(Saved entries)
######
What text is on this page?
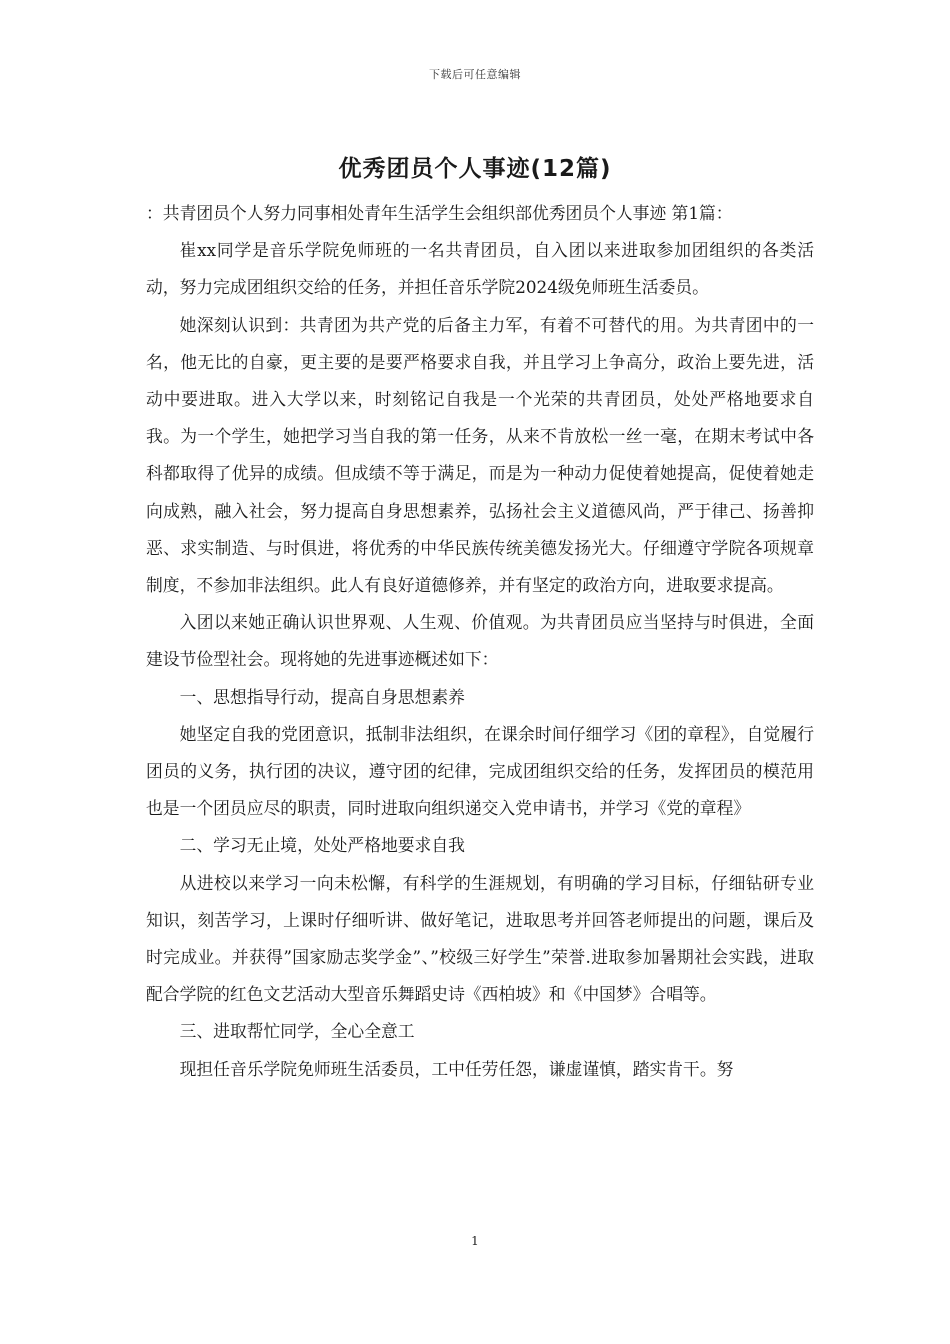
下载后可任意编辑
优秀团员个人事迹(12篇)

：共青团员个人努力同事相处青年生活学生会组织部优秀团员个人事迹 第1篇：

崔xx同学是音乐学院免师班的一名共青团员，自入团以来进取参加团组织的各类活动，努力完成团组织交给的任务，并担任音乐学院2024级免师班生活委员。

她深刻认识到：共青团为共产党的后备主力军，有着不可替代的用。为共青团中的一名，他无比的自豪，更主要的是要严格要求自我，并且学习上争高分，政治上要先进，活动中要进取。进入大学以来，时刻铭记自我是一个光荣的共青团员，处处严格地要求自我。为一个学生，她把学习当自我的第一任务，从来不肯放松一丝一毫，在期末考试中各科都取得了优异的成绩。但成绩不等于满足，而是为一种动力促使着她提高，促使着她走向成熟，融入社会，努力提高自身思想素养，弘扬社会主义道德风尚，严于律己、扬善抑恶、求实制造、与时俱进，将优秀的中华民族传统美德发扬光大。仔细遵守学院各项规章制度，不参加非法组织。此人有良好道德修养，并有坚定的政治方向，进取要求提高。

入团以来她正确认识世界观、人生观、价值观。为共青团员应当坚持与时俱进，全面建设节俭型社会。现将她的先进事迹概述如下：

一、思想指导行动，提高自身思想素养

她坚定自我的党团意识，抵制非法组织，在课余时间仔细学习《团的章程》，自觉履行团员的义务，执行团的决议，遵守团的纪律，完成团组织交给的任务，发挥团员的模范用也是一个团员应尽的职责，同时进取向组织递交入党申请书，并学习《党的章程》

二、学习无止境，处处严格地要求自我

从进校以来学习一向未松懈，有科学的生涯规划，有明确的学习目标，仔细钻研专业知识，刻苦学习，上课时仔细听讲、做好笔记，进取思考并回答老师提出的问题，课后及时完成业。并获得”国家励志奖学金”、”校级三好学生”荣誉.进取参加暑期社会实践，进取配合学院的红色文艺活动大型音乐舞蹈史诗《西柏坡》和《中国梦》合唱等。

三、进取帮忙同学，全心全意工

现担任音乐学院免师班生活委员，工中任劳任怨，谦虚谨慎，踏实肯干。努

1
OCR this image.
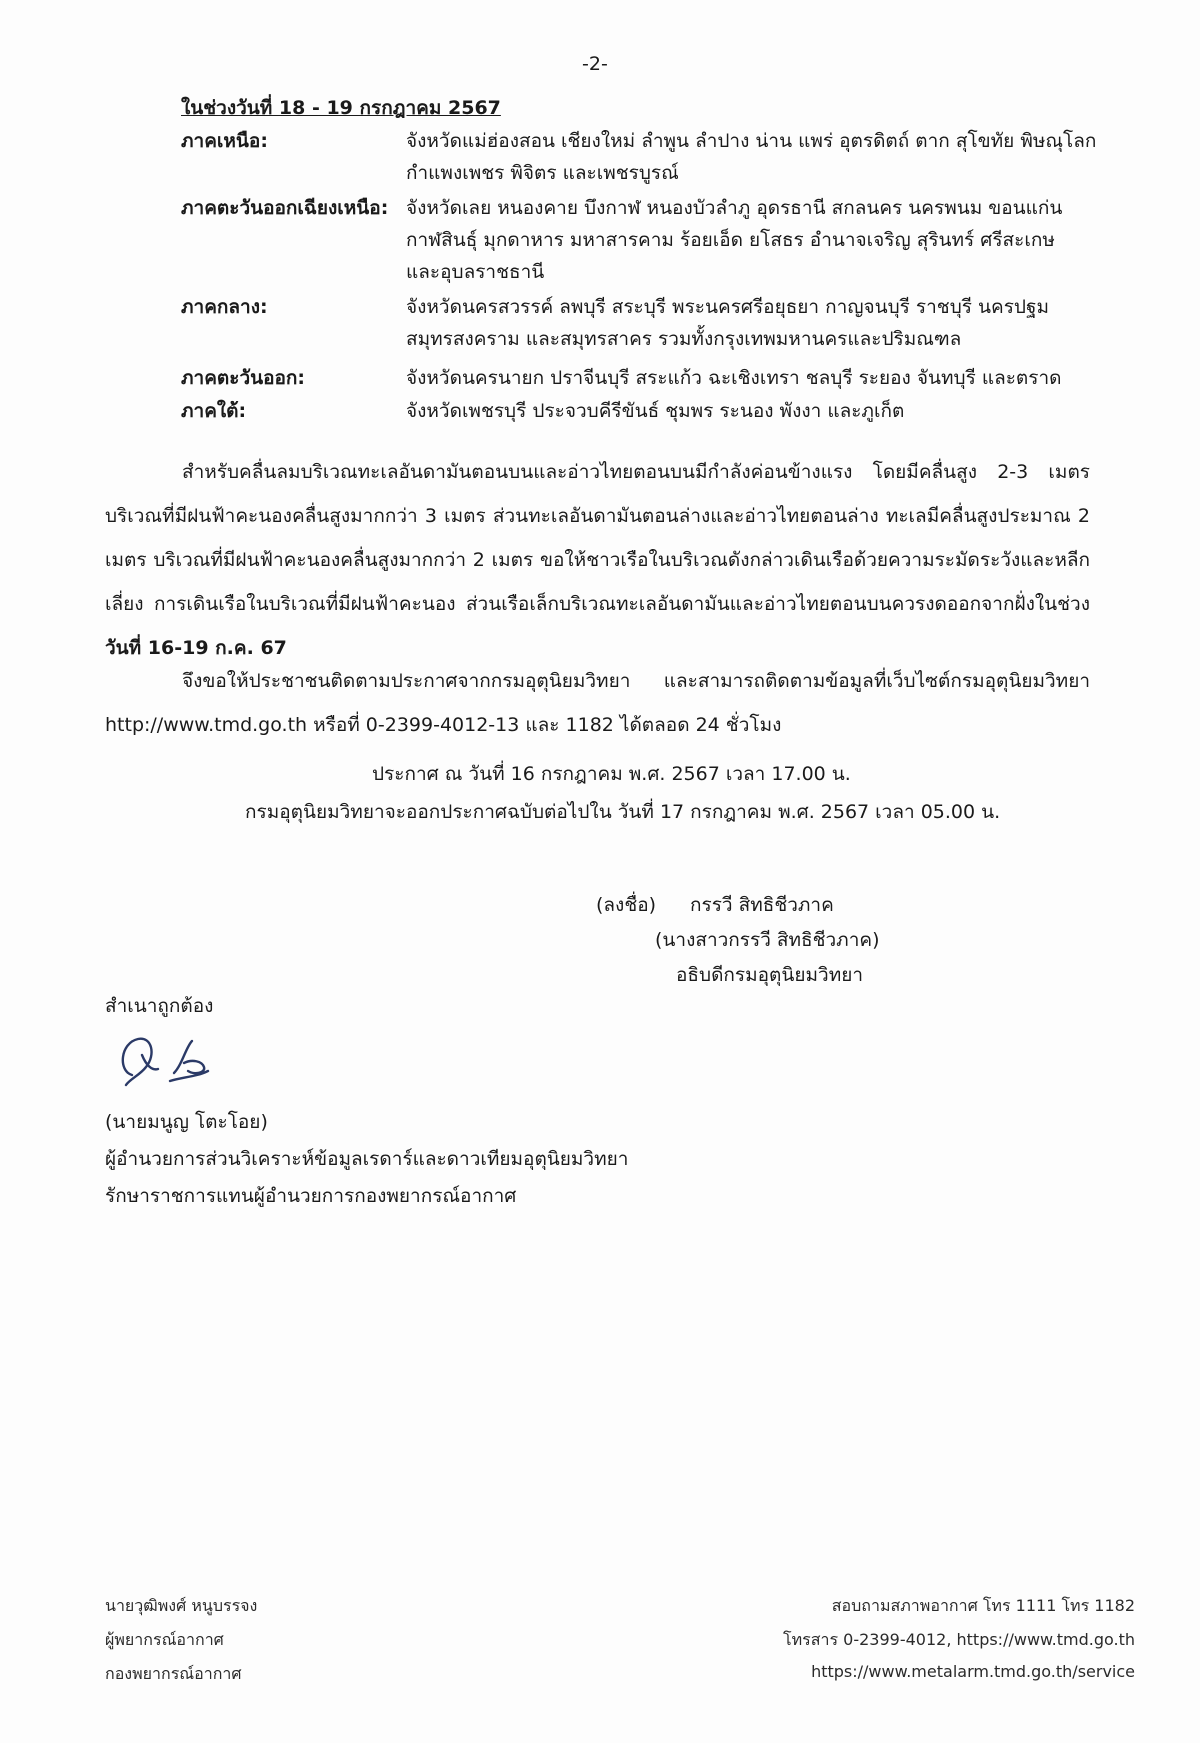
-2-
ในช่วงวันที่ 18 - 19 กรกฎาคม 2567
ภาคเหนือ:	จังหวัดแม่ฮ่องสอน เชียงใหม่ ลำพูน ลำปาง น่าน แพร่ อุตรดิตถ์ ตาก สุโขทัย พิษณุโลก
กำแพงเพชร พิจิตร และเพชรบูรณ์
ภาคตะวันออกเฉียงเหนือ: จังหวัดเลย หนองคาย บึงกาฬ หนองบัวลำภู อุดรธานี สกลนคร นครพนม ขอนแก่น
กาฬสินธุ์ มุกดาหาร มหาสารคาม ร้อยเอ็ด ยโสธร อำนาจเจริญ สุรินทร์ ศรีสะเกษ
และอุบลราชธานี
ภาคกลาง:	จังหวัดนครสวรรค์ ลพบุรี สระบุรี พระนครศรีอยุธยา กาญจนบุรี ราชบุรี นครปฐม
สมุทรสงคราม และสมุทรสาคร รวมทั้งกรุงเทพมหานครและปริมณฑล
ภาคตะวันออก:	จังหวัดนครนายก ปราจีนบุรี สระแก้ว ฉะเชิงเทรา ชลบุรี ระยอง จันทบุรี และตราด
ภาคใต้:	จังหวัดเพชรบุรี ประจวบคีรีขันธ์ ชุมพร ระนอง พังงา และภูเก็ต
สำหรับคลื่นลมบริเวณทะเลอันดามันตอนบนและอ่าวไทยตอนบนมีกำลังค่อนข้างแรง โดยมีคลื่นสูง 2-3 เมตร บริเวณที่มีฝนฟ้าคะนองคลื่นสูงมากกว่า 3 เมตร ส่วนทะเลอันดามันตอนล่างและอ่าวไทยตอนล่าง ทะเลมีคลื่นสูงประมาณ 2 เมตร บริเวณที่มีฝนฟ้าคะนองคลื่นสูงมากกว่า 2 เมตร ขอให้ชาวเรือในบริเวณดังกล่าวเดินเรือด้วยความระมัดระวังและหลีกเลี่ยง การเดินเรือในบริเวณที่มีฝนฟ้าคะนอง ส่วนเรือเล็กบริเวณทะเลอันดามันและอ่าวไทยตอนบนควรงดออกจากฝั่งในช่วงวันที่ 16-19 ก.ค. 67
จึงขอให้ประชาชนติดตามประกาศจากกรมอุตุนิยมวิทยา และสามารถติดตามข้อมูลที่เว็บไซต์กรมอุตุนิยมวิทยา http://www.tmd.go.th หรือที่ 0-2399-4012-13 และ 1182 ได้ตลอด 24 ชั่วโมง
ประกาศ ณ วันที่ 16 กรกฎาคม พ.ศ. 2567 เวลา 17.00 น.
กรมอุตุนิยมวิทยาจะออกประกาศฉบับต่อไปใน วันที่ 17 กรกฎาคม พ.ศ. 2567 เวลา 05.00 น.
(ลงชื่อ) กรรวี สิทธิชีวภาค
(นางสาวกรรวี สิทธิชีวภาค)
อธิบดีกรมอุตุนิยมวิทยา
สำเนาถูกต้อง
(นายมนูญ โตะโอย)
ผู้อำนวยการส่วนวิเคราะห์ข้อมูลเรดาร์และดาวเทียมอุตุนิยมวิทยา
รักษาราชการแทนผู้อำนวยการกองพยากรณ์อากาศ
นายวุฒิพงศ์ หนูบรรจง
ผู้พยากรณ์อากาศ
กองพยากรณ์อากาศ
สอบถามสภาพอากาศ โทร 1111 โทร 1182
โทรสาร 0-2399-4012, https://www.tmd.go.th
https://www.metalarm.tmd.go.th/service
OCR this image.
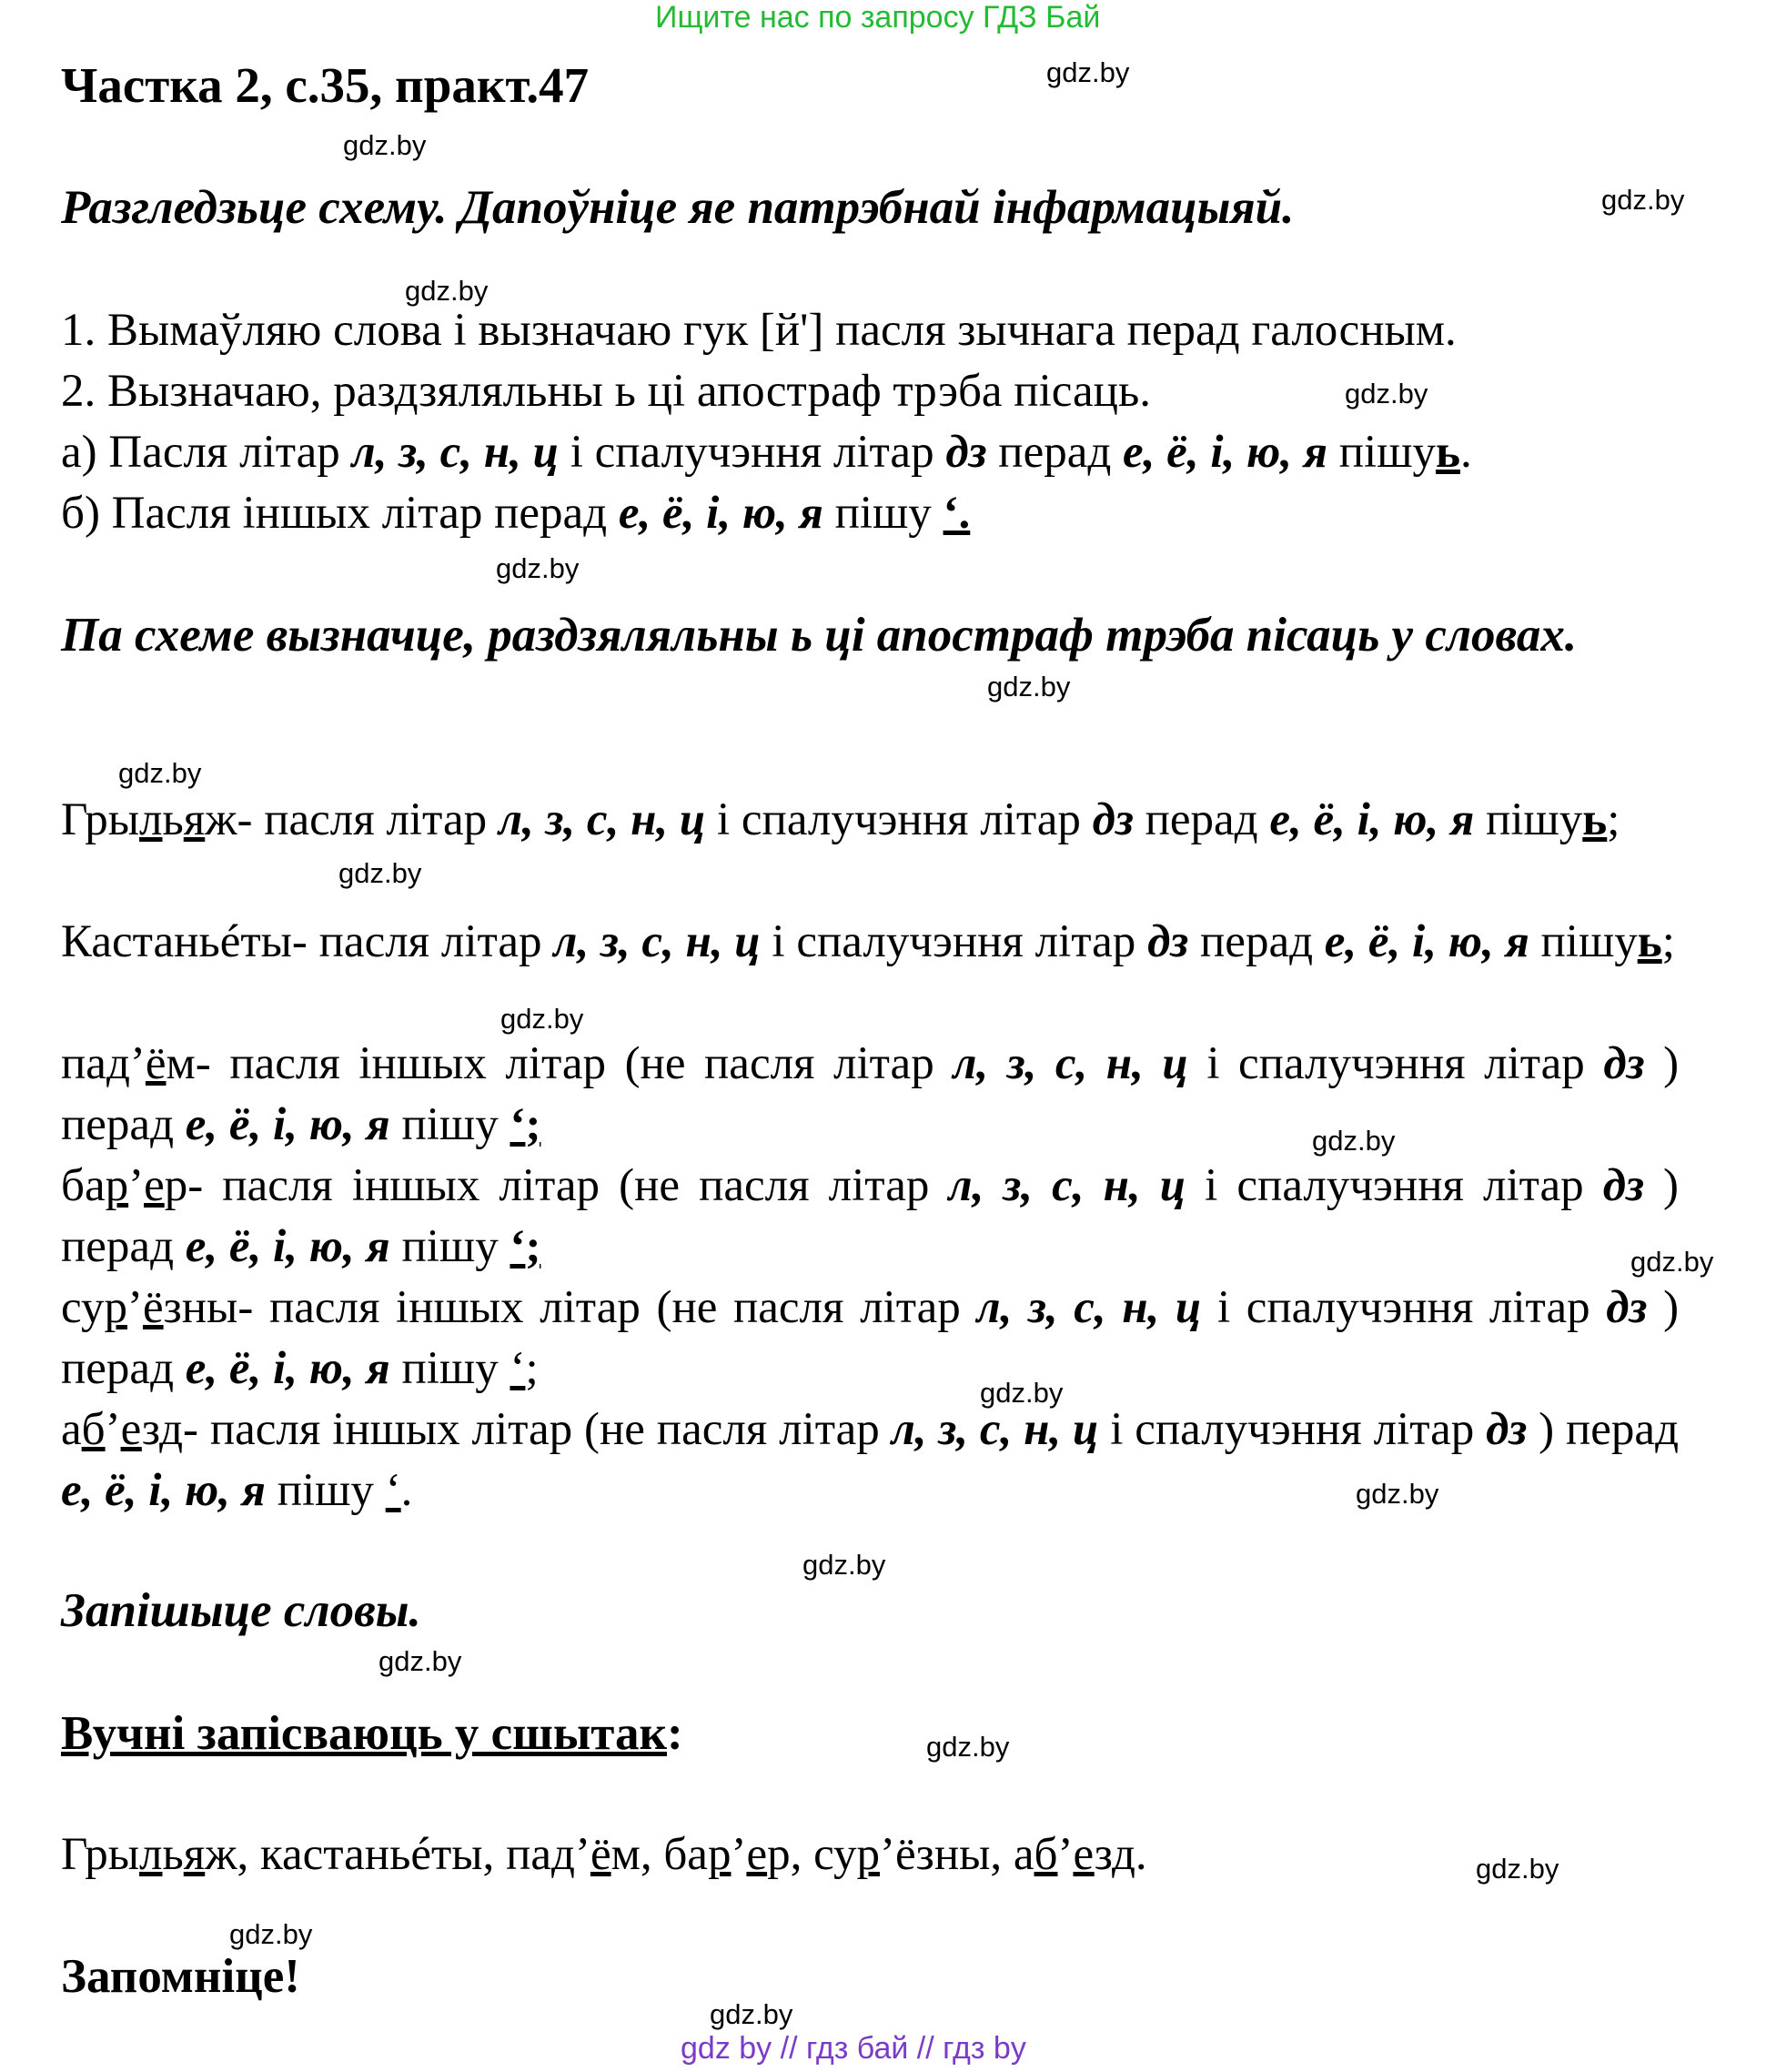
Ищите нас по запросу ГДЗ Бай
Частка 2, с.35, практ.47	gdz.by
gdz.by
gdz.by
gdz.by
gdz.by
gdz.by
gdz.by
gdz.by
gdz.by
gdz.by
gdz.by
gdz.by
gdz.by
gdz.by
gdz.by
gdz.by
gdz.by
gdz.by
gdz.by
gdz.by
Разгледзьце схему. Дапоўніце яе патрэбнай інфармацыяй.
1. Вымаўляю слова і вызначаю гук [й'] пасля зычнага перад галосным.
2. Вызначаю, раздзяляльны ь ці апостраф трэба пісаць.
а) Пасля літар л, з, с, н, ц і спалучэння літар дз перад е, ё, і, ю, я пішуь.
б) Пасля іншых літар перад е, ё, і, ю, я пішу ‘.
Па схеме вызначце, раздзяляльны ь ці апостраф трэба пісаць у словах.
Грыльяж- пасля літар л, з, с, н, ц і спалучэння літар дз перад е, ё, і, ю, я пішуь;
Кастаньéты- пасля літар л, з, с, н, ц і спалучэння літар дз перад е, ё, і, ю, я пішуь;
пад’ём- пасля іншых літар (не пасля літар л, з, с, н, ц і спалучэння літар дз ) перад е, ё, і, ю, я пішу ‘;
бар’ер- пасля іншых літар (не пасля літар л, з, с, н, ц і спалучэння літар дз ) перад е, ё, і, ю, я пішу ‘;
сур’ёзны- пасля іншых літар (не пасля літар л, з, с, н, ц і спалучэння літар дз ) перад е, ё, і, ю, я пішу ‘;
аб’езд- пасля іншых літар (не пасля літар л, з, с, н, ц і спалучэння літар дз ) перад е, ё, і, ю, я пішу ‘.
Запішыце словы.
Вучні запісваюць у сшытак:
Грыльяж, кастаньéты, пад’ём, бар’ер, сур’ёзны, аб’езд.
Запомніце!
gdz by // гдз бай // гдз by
######
Using the material above, gather every line that includes "літар".

а) Пасля літар л, з, с, н, ц і спалучэння літар дз перад е, ё, і, ю, я пішуь.
б) Пасля іншых літар перад е, ё, і, ю, я пішу ‘.
Грыльяж- пасля літар л, з, с, н, ц і спалучэння літар дз перад е, ё, і, ю, я пішуь;
Кастаньéты- пасля літар л, з, с, н, ц і спалучэння літар дз перад е, ё, і, ю, я пішуь;
пад’ём- пасля іншых літар (не пасля літар л, з, с, н, ц і спалучэння літар дз ) перад е, ё, і, ю, я пішу ‘;
бар’ер- пасля іншых літар (не пасля літар л, з, с, н, ц і спалучэння літар дз ) перад е, ё, і, ю, я пішу ‘;
сур’ёзны- пасля іншых літар (не пасля літар л, з, с, н, ц і спалучэння літар дз ) перад е, ё, і, ю, я пішу ‘;
аб’езд- пасля іншых літар (не пасля літар л, з, с, н, ц і спалучэння літар дз ) перад е, ё, і, ю, я пішу ‘.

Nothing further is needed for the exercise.